» TASK REQUIREMENTS
Extract all lines in the data that contain the word "marker".

» RECORDED DATA

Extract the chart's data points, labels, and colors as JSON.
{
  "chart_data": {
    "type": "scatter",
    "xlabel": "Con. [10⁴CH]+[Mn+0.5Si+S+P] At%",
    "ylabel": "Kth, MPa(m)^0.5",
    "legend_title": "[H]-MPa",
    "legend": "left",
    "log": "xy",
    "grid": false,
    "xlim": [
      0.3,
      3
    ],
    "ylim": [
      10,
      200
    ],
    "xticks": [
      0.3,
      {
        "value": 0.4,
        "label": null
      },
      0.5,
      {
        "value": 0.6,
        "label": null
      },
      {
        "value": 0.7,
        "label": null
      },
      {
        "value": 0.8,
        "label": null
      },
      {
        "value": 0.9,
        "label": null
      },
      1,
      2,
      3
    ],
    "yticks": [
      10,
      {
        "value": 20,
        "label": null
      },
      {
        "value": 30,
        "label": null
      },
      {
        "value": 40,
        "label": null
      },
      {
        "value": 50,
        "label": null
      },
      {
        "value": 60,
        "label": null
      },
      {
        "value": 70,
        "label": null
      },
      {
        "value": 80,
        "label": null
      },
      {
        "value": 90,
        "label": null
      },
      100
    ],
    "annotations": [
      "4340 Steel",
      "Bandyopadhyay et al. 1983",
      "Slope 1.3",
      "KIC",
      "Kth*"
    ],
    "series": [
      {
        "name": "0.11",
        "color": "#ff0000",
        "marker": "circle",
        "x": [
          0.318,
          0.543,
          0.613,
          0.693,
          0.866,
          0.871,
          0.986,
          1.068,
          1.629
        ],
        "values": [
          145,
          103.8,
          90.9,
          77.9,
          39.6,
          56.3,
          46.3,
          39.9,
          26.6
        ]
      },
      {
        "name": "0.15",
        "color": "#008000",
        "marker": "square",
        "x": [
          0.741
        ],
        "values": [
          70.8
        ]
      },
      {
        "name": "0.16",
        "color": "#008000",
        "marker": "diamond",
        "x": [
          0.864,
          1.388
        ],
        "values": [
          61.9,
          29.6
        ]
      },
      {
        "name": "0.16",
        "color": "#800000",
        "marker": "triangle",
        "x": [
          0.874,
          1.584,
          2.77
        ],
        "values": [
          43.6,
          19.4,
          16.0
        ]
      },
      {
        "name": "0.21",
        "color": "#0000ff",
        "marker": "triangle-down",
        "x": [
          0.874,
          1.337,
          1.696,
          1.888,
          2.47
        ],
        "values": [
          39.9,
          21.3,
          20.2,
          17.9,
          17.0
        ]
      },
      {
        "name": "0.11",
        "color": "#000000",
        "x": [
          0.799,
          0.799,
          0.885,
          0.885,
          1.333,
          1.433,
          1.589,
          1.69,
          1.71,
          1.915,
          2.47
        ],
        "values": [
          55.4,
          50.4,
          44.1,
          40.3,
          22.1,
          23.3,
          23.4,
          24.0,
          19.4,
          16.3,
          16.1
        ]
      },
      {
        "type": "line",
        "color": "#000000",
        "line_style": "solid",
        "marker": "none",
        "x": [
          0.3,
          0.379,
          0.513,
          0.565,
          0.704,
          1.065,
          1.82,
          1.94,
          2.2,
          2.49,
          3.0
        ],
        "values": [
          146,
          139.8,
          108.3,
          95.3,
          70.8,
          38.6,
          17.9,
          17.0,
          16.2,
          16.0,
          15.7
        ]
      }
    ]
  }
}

» SOLUTION TO THIS PROBLEM
        "marker": "circle",
        "marker": "square",
        "marker": "diamond",
        "marker": "triangle",
        "marker": "triangle-down",
        "marker": "none",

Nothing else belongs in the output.